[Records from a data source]
::::

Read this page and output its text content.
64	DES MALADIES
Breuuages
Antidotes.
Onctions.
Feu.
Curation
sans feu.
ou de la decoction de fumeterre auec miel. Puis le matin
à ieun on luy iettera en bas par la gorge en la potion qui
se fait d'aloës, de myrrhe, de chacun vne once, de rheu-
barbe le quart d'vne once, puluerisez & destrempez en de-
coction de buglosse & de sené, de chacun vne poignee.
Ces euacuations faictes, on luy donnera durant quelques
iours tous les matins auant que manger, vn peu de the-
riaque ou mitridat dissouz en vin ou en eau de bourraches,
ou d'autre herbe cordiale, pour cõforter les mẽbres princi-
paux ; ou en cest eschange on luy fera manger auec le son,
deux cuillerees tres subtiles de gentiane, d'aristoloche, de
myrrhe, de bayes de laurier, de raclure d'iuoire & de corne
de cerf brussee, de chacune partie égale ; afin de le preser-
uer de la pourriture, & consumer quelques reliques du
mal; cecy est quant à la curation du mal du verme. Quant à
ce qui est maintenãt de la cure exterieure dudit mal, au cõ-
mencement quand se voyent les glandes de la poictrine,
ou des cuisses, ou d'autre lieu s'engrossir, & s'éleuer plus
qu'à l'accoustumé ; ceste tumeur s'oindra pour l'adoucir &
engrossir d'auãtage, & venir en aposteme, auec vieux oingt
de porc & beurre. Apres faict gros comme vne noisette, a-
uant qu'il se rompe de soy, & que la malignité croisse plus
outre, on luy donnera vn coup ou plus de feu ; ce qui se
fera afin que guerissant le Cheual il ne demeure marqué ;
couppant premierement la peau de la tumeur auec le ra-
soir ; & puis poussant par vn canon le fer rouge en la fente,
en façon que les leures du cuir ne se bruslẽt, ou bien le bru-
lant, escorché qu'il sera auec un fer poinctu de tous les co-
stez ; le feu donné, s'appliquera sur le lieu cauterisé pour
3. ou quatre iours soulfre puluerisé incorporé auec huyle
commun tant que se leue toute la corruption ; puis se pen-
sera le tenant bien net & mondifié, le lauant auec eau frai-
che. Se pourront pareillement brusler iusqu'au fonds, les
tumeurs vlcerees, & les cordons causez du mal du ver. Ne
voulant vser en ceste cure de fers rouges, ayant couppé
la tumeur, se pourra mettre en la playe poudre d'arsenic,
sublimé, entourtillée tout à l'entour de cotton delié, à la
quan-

::::

→ **Task directions**:
Restate the listing in full, word for word.

→ **Solved exercise**:
Read this page and output its text content.
64	DES MALADIES
Breuuages
Antidotes.
Onctions.
Feu.
Curation
sans feu.
ou de la decoction de fumeterre auec miel. Puis le matin
à ieun on luy iettera en bas par la gorge en la potion qui
se fait d'aloës, de myrrhe, de chacun vne once, de rheu-
barbe le quart d'vne once, puluerisez & destrempez en de-
coction de buglosse & de sené, de chacun vne poignee.
Ces euacuations faictes, on luy donnera durant quelques
iours tous les matins auant que manger, vn peu de the-
riaque ou mitridat dissouz en vin ou en eau de bourraches,
ou d'autre herbe cordiale, pour cõforter les mẽbres princi-
paux ; ou en cest eschange on luy fera manger auec le son,
deux cuillerees tres subtiles de gentiane, d'aristoloche, de
myrrhe, de bayes de laurier, de raclure d'iuoire & de corne
de cerf brussee, de chacune partie égale ; afin de le preser-
uer de la pourriture, & consumer quelques reliques du
mal; cecy est quant à la curation du mal du verme. Quant à
ce qui est maintenãt de la cure exterieure dudit mal, au cõ-
mencement quand se voyent les glandes de la poictrine,
ou des cuisses, ou d'autre lieu s'engrossir, & s'éleuer plus
qu'à l'accoustumé ; ceste tumeur s'oindra pour l'adoucir &
engrossir d'auãtage, & venir en aposteme, auec vieux oingt
de porc & beurre. Apres faict gros comme vne noisette, a-
uant qu'il se rompe de soy, & que la malignité croisse plus
outre, on luy donnera vn coup ou plus de feu ; ce qui se
fera afin que guerissant le Cheual il ne demeure marqué ;
couppant premierement la peau de la tumeur auec le ra-
soir ; & puis poussant par vn canon le fer rouge en la fente,
en façon que les leures du cuir ne se bruslẽt, ou bien le bru-
lant, escorché qu'il sera auec un fer poinctu de tous les co-
stez ; le feu donné, s'appliquera sur le lieu cauterisé pour
3. ou quatre iours soulfre puluerisé incorporé auec huyle
commun tant que se leue toute la corruption ; puis se pen-
sera le tenant bien net & mondifié, le lauant auec eau frai-
che. Se pourront pareillement brusler iusqu'au fonds, les
tumeurs vlcerees, & les cordons causez du mal du ver. Ne
voulant vser en ceste cure de fers rouges, ayant couppé
la tumeur, se pourra mettre en la playe poudre d'arsenic,
sublimé, entourtillée tout à l'entour de cotton delié, à la
quan-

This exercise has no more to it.